* start Dataset extract *

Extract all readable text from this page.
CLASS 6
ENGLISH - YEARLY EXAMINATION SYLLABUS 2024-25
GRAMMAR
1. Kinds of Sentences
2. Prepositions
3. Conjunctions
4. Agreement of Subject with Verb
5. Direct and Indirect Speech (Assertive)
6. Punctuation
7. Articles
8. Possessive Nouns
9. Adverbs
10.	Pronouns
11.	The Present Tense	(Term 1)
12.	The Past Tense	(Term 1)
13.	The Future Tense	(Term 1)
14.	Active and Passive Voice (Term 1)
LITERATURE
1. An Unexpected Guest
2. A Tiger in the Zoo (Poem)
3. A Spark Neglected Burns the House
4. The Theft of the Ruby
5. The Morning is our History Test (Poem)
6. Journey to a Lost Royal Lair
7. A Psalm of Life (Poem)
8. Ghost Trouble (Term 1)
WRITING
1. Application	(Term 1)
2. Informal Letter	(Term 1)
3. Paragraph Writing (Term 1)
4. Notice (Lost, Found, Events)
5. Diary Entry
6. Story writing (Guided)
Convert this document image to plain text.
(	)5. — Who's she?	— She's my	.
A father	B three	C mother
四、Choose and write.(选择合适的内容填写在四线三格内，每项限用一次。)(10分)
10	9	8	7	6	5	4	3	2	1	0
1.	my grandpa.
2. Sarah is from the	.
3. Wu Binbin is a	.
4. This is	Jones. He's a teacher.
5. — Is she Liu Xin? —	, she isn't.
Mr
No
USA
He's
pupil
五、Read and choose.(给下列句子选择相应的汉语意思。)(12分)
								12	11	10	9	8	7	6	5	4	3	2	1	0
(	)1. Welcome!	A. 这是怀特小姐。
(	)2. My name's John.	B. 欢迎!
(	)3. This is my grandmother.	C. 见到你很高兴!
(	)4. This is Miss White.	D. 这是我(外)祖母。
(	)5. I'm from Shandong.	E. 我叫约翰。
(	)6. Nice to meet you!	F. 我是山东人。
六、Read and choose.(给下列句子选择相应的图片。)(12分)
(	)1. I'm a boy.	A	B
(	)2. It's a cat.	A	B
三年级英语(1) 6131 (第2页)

* end Dataset extract *

*Written instruction*. Exactly reproduce the lines beginning with the one that contains "Convert this document image to plain text." and ending with the last line of the material, both included. Leave out everything else.

*Expected output*.
Convert this document image to plain text.
(	)5. — Who's she?	— She's my	.
A father	B three	C mother
四、Choose and write.(选择合适的内容填写在四线三格内，每项限用一次。)(10分)
10	9	8	7	6	5	4	3	2	1	0
1.	my grandpa.
2. Sarah is from the	.
3. Wu Binbin is a	.
4. This is	Jones. He's a teacher.
5. — Is she Liu Xin? —	, she isn't.
Mr
No
USA
He's
pupil
五、Read and choose.(给下列句子选择相应的汉语意思。)(12分)
								12	11	10	9	8	7	6	5	4	3	2	1	0
(	)1. Welcome!	A. 这是怀特小姐。
(	)2. My name's John.	B. 欢迎!
(	)3. This is my grandmother.	C. 见到你很高兴!
(	)4. This is Miss White.	D. 这是我(外)祖母。
(	)5. I'm from Shandong.	E. 我叫约翰。
(	)6. Nice to meet you!	F. 我是山东人。
六、Read and choose.(给下列句子选择相应的图片。)(12分)
(	)1. I'm a boy.	A	B
(	)2. It's a cat.	A	B
三年级英语(1) 6131 (第2页)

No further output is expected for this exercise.